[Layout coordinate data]
━━━━━━━━━━━━━━━━━━━━

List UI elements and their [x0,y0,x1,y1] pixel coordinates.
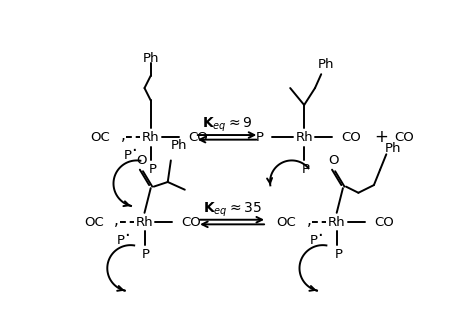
Text: O: O [136,154,146,167]
Text: +: + [374,128,388,146]
Text: P: P [334,248,342,261]
Text: P: P [256,131,264,144]
Text: ·: · [131,142,137,160]
Text: OC: OC [277,215,296,228]
Text: Rh: Rh [328,215,346,228]
Text: CO: CO [188,131,208,144]
Text: $\mathit{\mathbf{K}}_{eq}$$\approx$9: $\mathit{\mathbf{K}}_{eq}$$\approx$9 [202,116,252,134]
Text: Ph: Ph [170,138,187,152]
Text: ,: , [114,213,119,228]
Text: P: P [310,234,318,247]
Text: Rh: Rh [136,215,153,228]
Text: OC: OC [91,131,110,144]
Text: P: P [301,163,310,176]
Text: OC: OC [84,215,104,228]
Text: ,: , [306,213,311,228]
Text: O: O [328,154,339,167]
Text: Rh: Rh [142,131,160,144]
Text: Ph: Ph [318,58,334,72]
Text: CO: CO [394,131,414,144]
Text: P: P [148,163,156,176]
Text: ·: · [317,227,322,245]
Text: Ph: Ph [143,51,159,65]
Text: P: P [117,234,125,247]
Text: $\mathit{\mathbf{K}}_{eq}$$\approx$35: $\mathit{\mathbf{K}}_{eq}$$\approx$35 [203,201,262,219]
Text: P: P [142,248,150,261]
Text: CO: CO [182,215,201,228]
Text: ,: , [120,128,125,143]
Text: ·: · [125,227,130,245]
Text: CO: CO [341,131,361,144]
Text: P: P [123,149,131,162]
Text: CO: CO [374,215,393,228]
Text: Rh: Rh [295,131,313,144]
Text: Ph: Ph [384,142,401,155]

━━━━━━━━━━━━━━━━━━━━

Reproduce the records word for word, starting at the line that contains "Text: O: O [136,154,146,167]" and continuing through the last line, both ends included.

- [Solution]
Text: O: O [136,154,146,167]
Text: +: + [374,128,388,146]
Text: P: P [334,248,342,261]
Text: P: P [256,131,264,144]
Text: ·: · [131,142,137,160]
Text: OC: OC [277,215,296,228]
Text: Rh: Rh [328,215,346,228]
Text: CO: CO [188,131,208,144]
Text: $\mathit{\mathbf{K}}_{eq}$$\approx$9: $\mathit{\mathbf{K}}_{eq}$$\approx$9 [202,116,252,134]
Text: Ph: Ph [170,138,187,152]
Text: ,: , [114,213,119,228]
Text: P: P [310,234,318,247]
Text: Rh: Rh [136,215,153,228]
Text: OC: OC [91,131,110,144]
Text: P: P [301,163,310,176]
Text: OC: OC [84,215,104,228]
Text: ,: , [306,213,311,228]
Text: O: O [328,154,339,167]
Text: Rh: Rh [142,131,160,144]
Text: Ph: Ph [318,58,334,72]
Text: CO: CO [394,131,414,144]
Text: P: P [148,163,156,176]
Text: ·: · [317,227,322,245]
Text: Ph: Ph [143,51,159,65]
Text: P: P [117,234,125,247]
Text: $\mathit{\mathbf{K}}_{eq}$$\approx$35: $\mathit{\mathbf{K}}_{eq}$$\approx$35 [203,201,262,219]
Text: P: P [142,248,150,261]
Text: CO: CO [182,215,201,228]
Text: ,: , [120,128,125,143]
Text: ·: · [125,227,130,245]
Text: CO: CO [341,131,361,144]
Text: P: P [123,149,131,162]
Text: CO: CO [374,215,393,228]
Text: Rh: Rh [295,131,313,144]
Text: Ph: Ph [384,142,401,155]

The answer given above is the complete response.